EXERCISE TASK. Answer with nothing but a number: how many lines include the word "DANL"?

MATERIAL TO PROCESS.
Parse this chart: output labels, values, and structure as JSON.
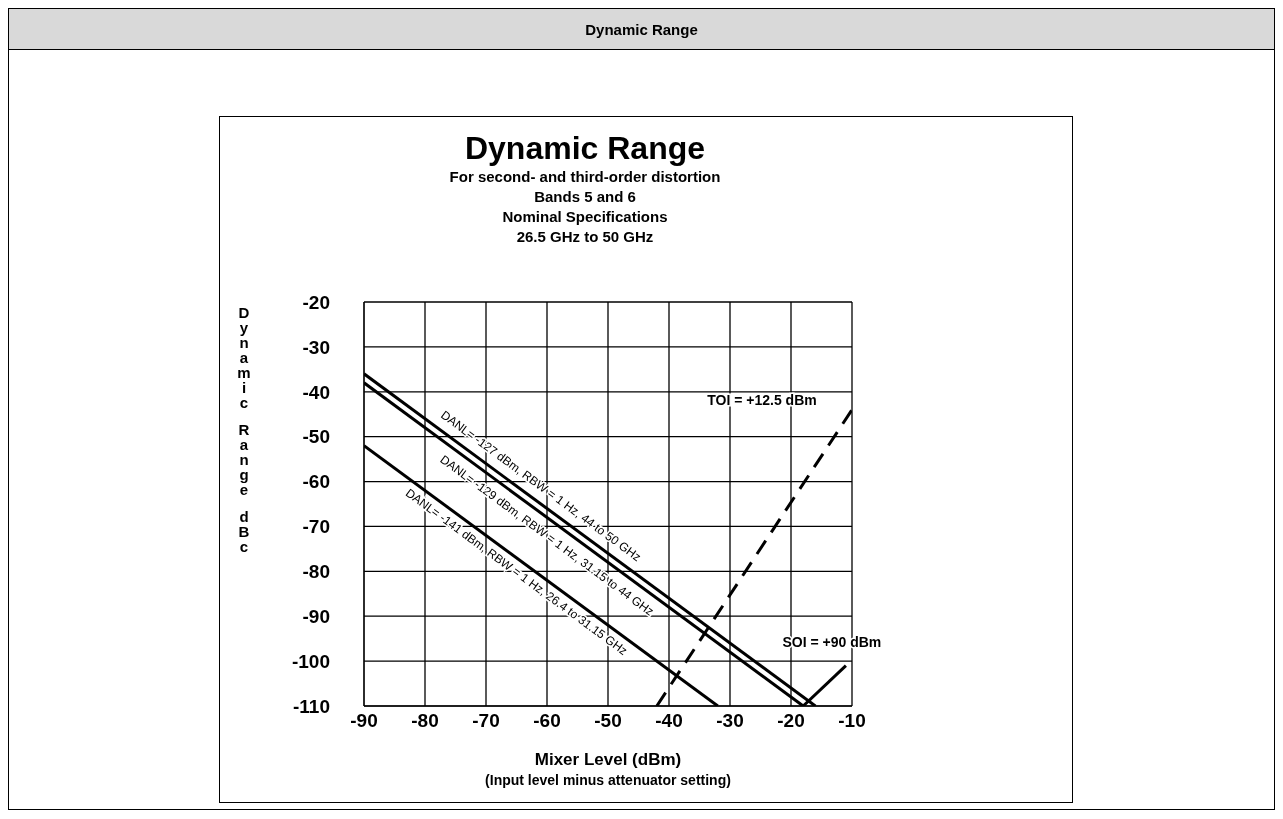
{
  "chart_data": {
    "type": "line",
    "title": "Dynamic Range",
    "subtitle": "For second- and third-order distortion\nBands 5 and 6\nNominal Specifications\n26.5 GHz to 50 GHz",
    "xlabel": "Mixer Level (dBm)\n(Input level minus attenuator setting)",
    "ylabel": "Dynamic Range dBc",
    "xlim": [
      -90,
      -10
    ],
    "xticks": [
      -90,
      -80,
      -70,
      -60,
      -50,
      -40,
      -30,
      -20,
      -10
    ],
    "ylim": [
      -110,
      -20
    ],
    "yticks": [
      -110,
      -100,
      -90,
      -80,
      -70,
      -60,
      -50,
      -40,
      -30,
      -20
    ],
    "grid": true,
    "line_style": "solid",
    "series": [
      {
        "color": "#000000",
        "x": [
          -90,
          -16
        ],
        "values": [
          -36,
          -110
        ]
      },
      {
        "color": "#000000",
        "x": [
          -90,
          -18
        ],
        "values": [
          -38,
          -110
        ]
      },
      {
        "color": "#000000",
        "x": [
          -90,
          -32
        ],
        "values": [
          -52,
          -110
        ]
      },
      {
        "color": "#000000",
        "x": [
          -42,
          -10
        ],
        "values": [
          -110,
          -44
        ],
        "line_style": "dashed"
      },
      {
        "color": "#000000",
        "x": [
          -18,
          -11
        ],
        "values": [
          -110,
          -101
        ]
      }
    ],
    "annotations": [
      "Dynamic Range",
      {
        "text": "DANL= -127 dBm,  RBW = 1 Hz, 44 to 50 GHz",
        "x": -61,
        "y": -65
      },
      {
        "text": "DANL= -129 dBm,  RBW = 1 Hz, 31.15 to 44 GHz",
        "x": -60,
        "y": -68
      },
      {
        "text": "DANL= -141 dBm,  RBW = 1 Hz, 26.4 to 31.15 GHz",
        "x": -65,
        "y": -77
      },
      {
        "text": "TOI = +12.5 dBm",
        "x": -10,
        "y": -44
      },
      {
        "text": "SOI = +90 dBm",
        "x": -11,
        "y": -101
      }
    ]
  }
}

TASK SOLUTION. 3